Stated goal :: Rewrite the material from the line containing "spec-row-max-speed [10, 301, 691, 316]" through the line containing "row-label: 载荷中心距 [10, 211, 398, 226]" as a numbered list, leaving out any blank lines. Include only that stretch, both end lines included.

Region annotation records
··········
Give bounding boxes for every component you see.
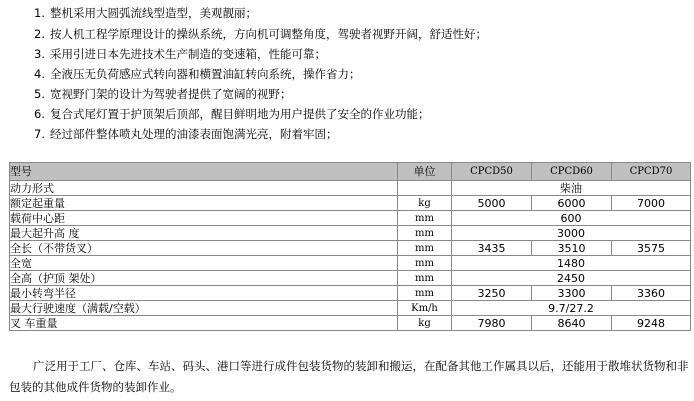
spec-row-max-speed [10, 301, 691, 316]
row-label: 最大行驶速度（满载/空载） [10, 301, 398, 316]
spec-row-turning-radius [10, 286, 691, 301]
row-label: 全宽 [10, 256, 398, 271]
spec-row-max-lift-height [10, 226, 691, 241]
row-unit [398, 181, 452, 196]
row-value: 2450 [452, 271, 691, 286]
feature-text: 经过部件整体喷丸处理的油漆表面饱满光亮，附着牢固； [50, 127, 338, 141]
row-value-cpcd70: 3575 [612, 241, 691, 256]
feature-text: 宽视野门架的设计为驾驶者提供了宽阔的视野； [50, 87, 292, 101]
row-value: 9.7/27.2 [452, 301, 691, 316]
row-unit: mm [398, 256, 452, 271]
spec-row-rated-capacity [10, 196, 691, 211]
row-value-cpcd70: 7000 [612, 196, 691, 211]
row-label: 全长（不带货叉） [10, 241, 398, 256]
feature-text: 按人机工程学原理设计的操纵系统，方向机可调整角度，驾驶者视野开阔，舒适性好； [50, 27, 487, 41]
row-value-cpcd50: 3435 [452, 241, 532, 256]
header-model-label: 型号 [10, 163, 398, 181]
row-value: 1480 [452, 256, 691, 271]
row-label: 额定起重量 [10, 196, 398, 211]
row-value-cpcd50: 7980 [452, 316, 532, 331]
row-label: 全高（护顶 架处） [10, 271, 398, 286]
row-value: 600 [452, 211, 691, 226]
feature-number: 2. [34, 27, 45, 41]
row-value: 柴油 [452, 181, 691, 196]
spec-row-overall-width [10, 256, 691, 271]
feature-number: 7. [34, 127, 45, 141]
feature-number: 1. [34, 6, 45, 20]
spec-table [9, 162, 691, 331]
row-unit: mm [398, 226, 452, 241]
spec-row-load-center [10, 211, 691, 226]
row-label: 最大起升高 度 [10, 226, 398, 241]
row-value-cpcd70: 9248 [612, 316, 691, 331]
header-model-cpcd70: CPCD70 [612, 163, 691, 181]
feature-number: 5. [34, 87, 45, 101]
spec-row-overall-length [10, 241, 691, 256]
header-model-cpcd50: CPCD50 [452, 163, 532, 181]
feature-text: 采用引进日本先进技术生产制造的变速箱，性能可靠； [50, 47, 326, 61]
feature-text: 整机采用大圆弧流线型造型，美观靓丽； [50, 6, 257, 20]
row-value-cpcd60: 3510 [532, 241, 612, 256]
feature-number: 3. [34, 47, 45, 61]
row-unit: mm [398, 271, 452, 286]
row-unit: mm [398, 211, 452, 226]
spec-header-row [10, 163, 691, 181]
row-value: 3000 [452, 226, 691, 241]
spec-row-power [10, 181, 691, 196]
feature-text: 复合式尾灯置于护顶架后顶部，醒目鲜明地为用户提供了安全的作业功能； [50, 107, 430, 121]
row-value-cpcd50: 5000 [452, 196, 532, 211]
header-unit-label: 单位 [398, 163, 452, 181]
row-unit: mm [398, 286, 452, 301]
row-label: 载荷中心距 [10, 211, 398, 226]
row-unit: kg [398, 196, 452, 211]
row-label: 最小转弯半径 [10, 286, 398, 301]
row-unit: kg [398, 316, 452, 331]
row-unit: Km/h [398, 301, 452, 316]
feature-number: 6. [34, 107, 45, 121]
row-value-cpcd60: 8640 [532, 316, 612, 331]
row-value-cpcd50: 3250 [452, 286, 532, 301]
application-description [9, 356, 692, 398]
application-text: 广泛用于工厂、仓库、车站、码头、港口等进行成件包装货物的装卸和搬运，在配备其他工作属具以后，还能用于散堆状货物和非包装的其他成件货物的装卸作业。 [9, 359, 689, 394]
header-model-cpcd60: CPCD60 [532, 163, 612, 181]
spec-row-truck-weight [10, 316, 691, 331]
spec-row-overall-height [10, 271, 691, 286]
row-value-cpcd70: 3360 [612, 286, 691, 301]
row-value-cpcd60: 6000 [532, 196, 612, 211]
row-label: 叉 车重量 [10, 316, 398, 331]
row-unit: mm [398, 241, 452, 256]
row-label: 动力形式 [10, 181, 398, 196]
feature-text: 全液压无负荷感应式转向器和横置油缸转向系统，操作省力； [50, 67, 361, 81]
row-value-cpcd60: 3300 [532, 286, 612, 301]
feature-number: 4. [34, 67, 45, 81]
··········
Right answer ::
1. spec-row-max-speed [10, 301, 691, 316]
2. row-label: 最大行驶速度（满载/空载） [10, 301, 398, 316]
3. spec-row-turning-radius [10, 286, 691, 301]
4. row-label: 全宽 [10, 256, 398, 271]
5. spec-row-max-lift-height [10, 226, 691, 241]
6. row-unit [398, 181, 452, 196]
7. row-value: 2450 [452, 271, 691, 286]
8. feature-text: 经过部件整体喷丸处理的油漆表面饱满光亮，附着牢固； [50, 127, 338, 141]
9. row-value-cpcd70: 3575 [612, 241, 691, 256]
10. feature-text: 宽视野门架的设计为驾驶者提供了宽阔的视野； [50, 87, 292, 101]
11. row-value: 9.7/27.2 [452, 301, 691, 316]
12. row-unit: mm [398, 256, 452, 271]
13. spec-row-rated-capacity [10, 196, 691, 211]
14. row-value-cpcd70: 7000 [612, 196, 691, 211]
15. row-label: 全长（不带货叉） [10, 241, 398, 256]
16. feature-text: 按人机工程学原理设计的操纵系统，方向机可调整角度，驾驶者视野开阔，舒适性好； [50, 27, 487, 41]
17. row-value-cpcd50: 3435 [452, 241, 532, 256]
18. header-model-label: 型号 [10, 163, 398, 181]
19. row-value: 1480 [452, 256, 691, 271]
20. row-label: 额定起重量 [10, 196, 398, 211]
21. row-value-cpcd50: 7980 [452, 316, 532, 331]
22. row-label: 全高（护顶 架处） [10, 271, 398, 286]
23. row-value: 600 [452, 211, 691, 226]
24. feature-number: 2. [34, 27, 45, 41]
25. row-value: 柴油 [452, 181, 691, 196]
26. spec-row-overall-width [10, 256, 691, 271]
27. feature-number: 7. [34, 127, 45, 141]
28. feature-number: 1. [34, 6, 45, 20]
29. spec-table [9, 162, 691, 331]
30. row-unit: mm [398, 226, 452, 241]
31. spec-row-load-center [10, 211, 691, 226]
32. row-label: 最大起升高 度 [10, 226, 398, 241]
33. row-value-cpcd70: 9248 [612, 316, 691, 331]
34. header-model-cpcd70: CPCD70 [612, 163, 691, 181]
35. feature-number: 5. [34, 87, 45, 101]
36. spec-row-overall-length [10, 241, 691, 256]
37. header-model-cpcd50: CPCD50 [452, 163, 532, 181]
38. feature-text: 采用引进日本先进技术生产制造的变速箱，性能可靠； [50, 47, 326, 61]
39. feature-text: 整机采用大圆弧流线型造型，美观靓丽； [50, 6, 257, 20]
40. row-value-cpcd60: 3510 [532, 241, 612, 256]
41. feature-number: 3. [34, 47, 45, 61]
42. row-unit: mm [398, 271, 452, 286]
43. row-unit: mm [398, 211, 452, 226]
44. spec-header-row [10, 163, 691, 181]
45. row-value: 3000 [452, 226, 691, 241]
46. spec-row-power [10, 181, 691, 196]
47. feature-text: 复合式尾灯置于护顶架后顶部，醒目鲜明地为用户提供了安全的作业功能； [50, 107, 430, 121]
48. row-value-cpcd50: 5000 [452, 196, 532, 211]
49. header-unit-label: 单位 [398, 163, 452, 181]
50. row-unit: mm [398, 286, 452, 301]
51. row-label: 载荷中心距 [10, 211, 398, 226]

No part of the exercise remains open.